#### Task instructions:
Write the entries out again exactly as they stand, but without the pictures.

#### Information supplied:
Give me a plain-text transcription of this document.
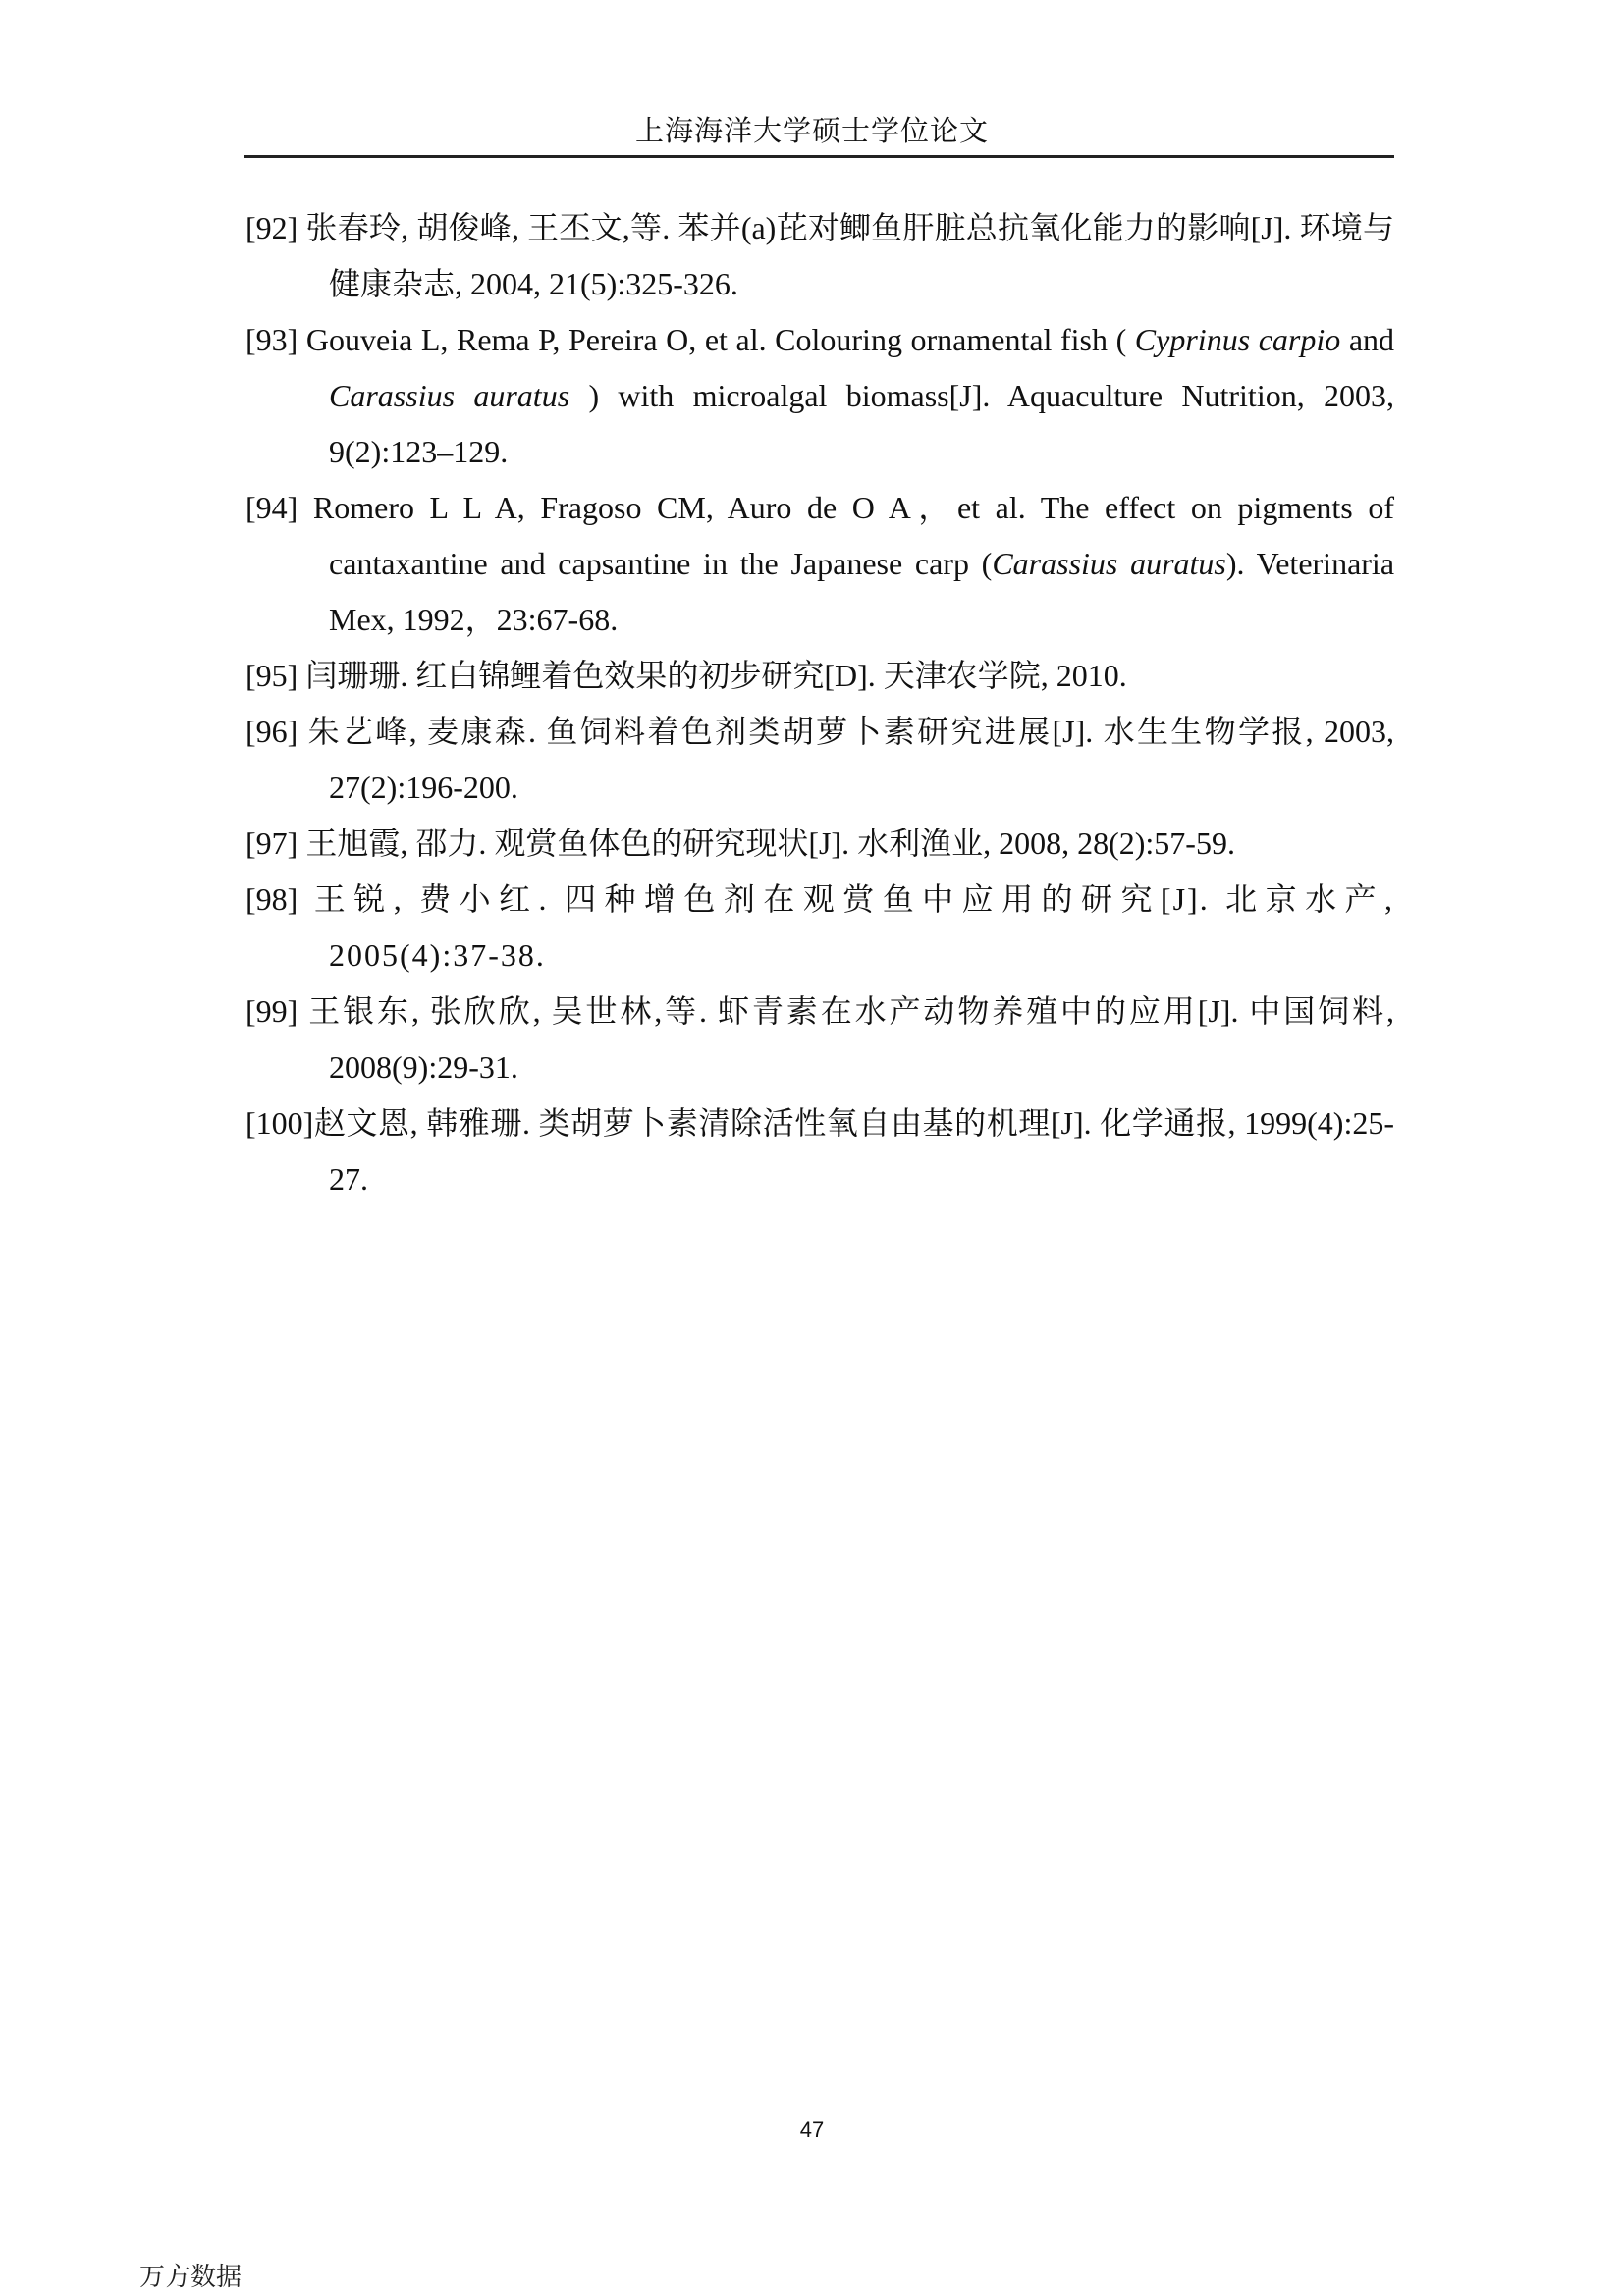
上海海洋大学硕士学位论文
[92] 张春玲, 胡俊峰, 王丕文,等. 苯并(a)芘对鲫鱼肝脏总抗氧化能力的影响[J]. 环境与健康杂志, 2004, 21(5):325-326.
[93] Gouveia L, Rema P, Pereira O, et al. Colouring ornamental fish ( Cyprinus carpio and Carassius auratus ) with microalgal biomass[J]. Aquaculture Nutrition, 2003, 9(2):123–129.
[94] Romero L L A, Fragoso CM, Auro de O A，et al. The effect on pigments of cantaxantine and capsantine in the Japanese carp (Carassius auratus). Veterinaria Mex, 1992，23:67-68.
[95] 闫珊珊. 红白锦鲤着色效果的初步研究[D]. 天津农学院, 2010.
[96] 朱艺峰, 麦康森. 鱼饲料着色剂类胡萝卜素研究进展[J]. 水生生物学报, 2003, 27(2):196-200.
[97] 王旭霞, 邵力. 观赏鱼体色的研究现状[J]. 水利渔业, 2008, 28(2):57-59.
[98] 王锐, 费小红. 四种增色剂在观赏鱼中应用的研究[J]. 北京水产, 2005(4):37-38.
[99] 王银东, 张欣欣, 吴世林,等. 虾青素在水产动物养殖中的应用[J]. 中国饲料, 2008(9):29-31.
[100]赵文恩, 韩雅珊. 类胡萝卜素清除活性氧自由基的机理[J]. 化学通报, 1999(4):25-27.
47
万方数据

#### Full response:
Give me a plain-text transcription of this document.
上海海洋大学硕士学位论文
[92] 张春玲, 胡俊峰, 王丕文,等. 苯并(a)芘对鲫鱼肝脏总抗氧化能力的影响[J]. 环境与健康杂志, 2004, 21(5):325-326.
[93] Gouveia L, Rema P, Pereira O, et al. Colouring ornamental fish ( Cyprinus carpio and Carassius auratus ) with microalgal biomass[J]. Aquaculture Nutrition, 2003, 9(2):123–129.
[94] Romero L L A, Fragoso CM, Auro de O A，et al. The effect on pigments of cantaxantine and capsantine in the Japanese carp (Carassius auratus). Veterinaria Mex, 1992，23:67-68.
[95] 闫珊珊. 红白锦鲤着色效果的初步研究[D]. 天津农学院, 2010.
[96] 朱艺峰, 麦康森. 鱼饲料着色剂类胡萝卜素研究进展[J]. 水生生物学报, 2003, 27(2):196-200.
[97] 王旭霞, 邵力. 观赏鱼体色的研究现状[J]. 水利渔业, 2008, 28(2):57-59.
[98] 王锐, 费小红. 四种增色剂在观赏鱼中应用的研究[J]. 北京水产, 2005(4):37-38.
[99] 王银东, 张欣欣, 吴世林,等. 虾青素在水产动物养殖中的应用[J]. 中国饲料, 2008(9):29-31.
[100]赵文恩, 韩雅珊. 类胡萝卜素清除活性氧自由基的机理[J]. 化学通报, 1999(4):25-27.
47
万方数据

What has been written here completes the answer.